__TASK DETAILS__:
Of all the lines in the material, how many contain the word "会員ID"? State the number alone.

__DATA IN THIS EXERCISE__:
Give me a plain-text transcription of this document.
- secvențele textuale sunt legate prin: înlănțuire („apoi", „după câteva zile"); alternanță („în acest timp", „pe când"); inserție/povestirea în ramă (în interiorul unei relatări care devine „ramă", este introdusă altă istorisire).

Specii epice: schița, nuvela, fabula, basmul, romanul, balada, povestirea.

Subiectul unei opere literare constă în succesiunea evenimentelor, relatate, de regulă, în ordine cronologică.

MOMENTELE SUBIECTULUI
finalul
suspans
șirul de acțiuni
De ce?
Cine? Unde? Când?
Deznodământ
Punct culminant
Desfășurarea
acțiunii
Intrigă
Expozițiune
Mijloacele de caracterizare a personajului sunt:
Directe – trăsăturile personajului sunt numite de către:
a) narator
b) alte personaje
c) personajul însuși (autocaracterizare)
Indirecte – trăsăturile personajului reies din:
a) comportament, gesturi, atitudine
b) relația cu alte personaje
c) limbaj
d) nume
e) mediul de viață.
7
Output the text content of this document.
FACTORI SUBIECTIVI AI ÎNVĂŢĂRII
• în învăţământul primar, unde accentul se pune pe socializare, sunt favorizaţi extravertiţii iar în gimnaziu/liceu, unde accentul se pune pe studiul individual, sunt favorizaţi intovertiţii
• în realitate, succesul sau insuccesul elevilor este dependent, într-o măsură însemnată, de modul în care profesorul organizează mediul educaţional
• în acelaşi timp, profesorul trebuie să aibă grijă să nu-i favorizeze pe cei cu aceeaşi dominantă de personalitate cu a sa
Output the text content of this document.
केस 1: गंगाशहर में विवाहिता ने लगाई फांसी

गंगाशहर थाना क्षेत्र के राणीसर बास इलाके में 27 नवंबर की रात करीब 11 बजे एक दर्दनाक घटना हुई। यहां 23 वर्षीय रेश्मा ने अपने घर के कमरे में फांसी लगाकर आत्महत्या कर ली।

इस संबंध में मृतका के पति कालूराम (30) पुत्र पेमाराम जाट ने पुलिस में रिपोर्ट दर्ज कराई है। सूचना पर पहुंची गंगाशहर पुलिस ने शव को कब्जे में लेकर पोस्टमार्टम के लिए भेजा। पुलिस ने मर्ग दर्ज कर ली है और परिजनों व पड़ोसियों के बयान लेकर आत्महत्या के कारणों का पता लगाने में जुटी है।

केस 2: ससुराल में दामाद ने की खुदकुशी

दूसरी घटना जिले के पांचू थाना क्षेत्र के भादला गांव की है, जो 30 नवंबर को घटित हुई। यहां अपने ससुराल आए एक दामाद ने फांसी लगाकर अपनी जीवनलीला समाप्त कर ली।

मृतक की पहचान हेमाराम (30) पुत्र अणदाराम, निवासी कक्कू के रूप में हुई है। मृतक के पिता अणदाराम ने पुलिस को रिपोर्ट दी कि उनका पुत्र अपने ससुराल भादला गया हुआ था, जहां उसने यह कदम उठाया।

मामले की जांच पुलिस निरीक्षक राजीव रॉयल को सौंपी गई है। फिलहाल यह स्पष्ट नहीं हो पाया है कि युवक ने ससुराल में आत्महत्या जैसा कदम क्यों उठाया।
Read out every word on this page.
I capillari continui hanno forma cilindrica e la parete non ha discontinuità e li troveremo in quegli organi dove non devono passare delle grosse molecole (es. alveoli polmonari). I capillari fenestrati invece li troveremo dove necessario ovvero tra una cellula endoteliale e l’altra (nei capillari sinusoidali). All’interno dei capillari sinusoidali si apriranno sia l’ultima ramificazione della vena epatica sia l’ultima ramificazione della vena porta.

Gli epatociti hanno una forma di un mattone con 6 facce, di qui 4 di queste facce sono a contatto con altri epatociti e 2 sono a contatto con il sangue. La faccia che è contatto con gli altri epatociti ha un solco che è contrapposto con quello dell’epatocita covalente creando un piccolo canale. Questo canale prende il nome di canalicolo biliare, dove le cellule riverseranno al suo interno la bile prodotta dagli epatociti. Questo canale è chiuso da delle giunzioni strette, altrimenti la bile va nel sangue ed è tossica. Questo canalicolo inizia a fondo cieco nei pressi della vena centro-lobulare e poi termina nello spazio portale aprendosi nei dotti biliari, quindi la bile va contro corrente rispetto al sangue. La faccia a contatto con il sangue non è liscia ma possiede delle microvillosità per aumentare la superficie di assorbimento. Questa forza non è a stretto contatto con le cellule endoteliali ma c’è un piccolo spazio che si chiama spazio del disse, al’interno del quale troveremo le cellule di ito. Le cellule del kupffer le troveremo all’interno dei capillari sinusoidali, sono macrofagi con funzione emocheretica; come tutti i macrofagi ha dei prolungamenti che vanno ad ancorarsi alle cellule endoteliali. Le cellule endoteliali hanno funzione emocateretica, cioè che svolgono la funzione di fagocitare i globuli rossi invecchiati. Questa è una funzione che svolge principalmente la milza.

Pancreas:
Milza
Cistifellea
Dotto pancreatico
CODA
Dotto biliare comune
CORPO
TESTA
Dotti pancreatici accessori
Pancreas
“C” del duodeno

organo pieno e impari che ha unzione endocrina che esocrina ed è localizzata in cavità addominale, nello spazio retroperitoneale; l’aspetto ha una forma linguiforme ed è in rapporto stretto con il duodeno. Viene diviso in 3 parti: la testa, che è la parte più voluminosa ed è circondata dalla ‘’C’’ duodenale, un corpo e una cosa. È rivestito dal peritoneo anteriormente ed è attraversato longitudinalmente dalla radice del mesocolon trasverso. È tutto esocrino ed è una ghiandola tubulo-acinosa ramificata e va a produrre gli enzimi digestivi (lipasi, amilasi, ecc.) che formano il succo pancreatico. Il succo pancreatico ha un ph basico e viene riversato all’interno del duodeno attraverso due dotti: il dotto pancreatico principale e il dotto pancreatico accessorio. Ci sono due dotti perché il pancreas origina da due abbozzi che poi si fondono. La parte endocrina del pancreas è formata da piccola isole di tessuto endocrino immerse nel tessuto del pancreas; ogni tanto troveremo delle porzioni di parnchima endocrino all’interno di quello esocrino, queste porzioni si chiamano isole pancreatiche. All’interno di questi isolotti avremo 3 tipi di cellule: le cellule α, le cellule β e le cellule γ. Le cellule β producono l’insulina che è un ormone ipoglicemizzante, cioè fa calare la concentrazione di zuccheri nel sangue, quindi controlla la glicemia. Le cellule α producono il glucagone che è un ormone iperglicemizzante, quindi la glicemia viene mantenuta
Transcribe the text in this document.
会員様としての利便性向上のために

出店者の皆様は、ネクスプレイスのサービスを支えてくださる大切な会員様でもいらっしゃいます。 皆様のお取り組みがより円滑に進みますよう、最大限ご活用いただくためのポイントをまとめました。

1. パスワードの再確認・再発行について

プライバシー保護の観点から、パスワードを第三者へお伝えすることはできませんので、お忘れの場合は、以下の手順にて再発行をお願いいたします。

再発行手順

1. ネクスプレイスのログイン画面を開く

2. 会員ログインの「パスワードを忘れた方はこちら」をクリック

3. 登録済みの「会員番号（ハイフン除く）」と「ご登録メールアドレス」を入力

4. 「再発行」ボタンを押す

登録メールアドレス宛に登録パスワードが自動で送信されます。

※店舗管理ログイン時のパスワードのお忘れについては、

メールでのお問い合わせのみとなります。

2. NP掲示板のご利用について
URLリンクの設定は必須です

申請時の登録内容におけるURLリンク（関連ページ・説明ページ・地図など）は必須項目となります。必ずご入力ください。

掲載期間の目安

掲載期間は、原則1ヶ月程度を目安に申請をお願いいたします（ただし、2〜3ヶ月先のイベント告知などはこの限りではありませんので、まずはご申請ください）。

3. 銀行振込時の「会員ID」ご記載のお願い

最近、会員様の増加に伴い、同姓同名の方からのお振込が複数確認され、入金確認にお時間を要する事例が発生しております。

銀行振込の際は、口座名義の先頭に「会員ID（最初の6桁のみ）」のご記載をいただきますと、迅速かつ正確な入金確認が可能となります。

__WRITTEN REPLY__:
2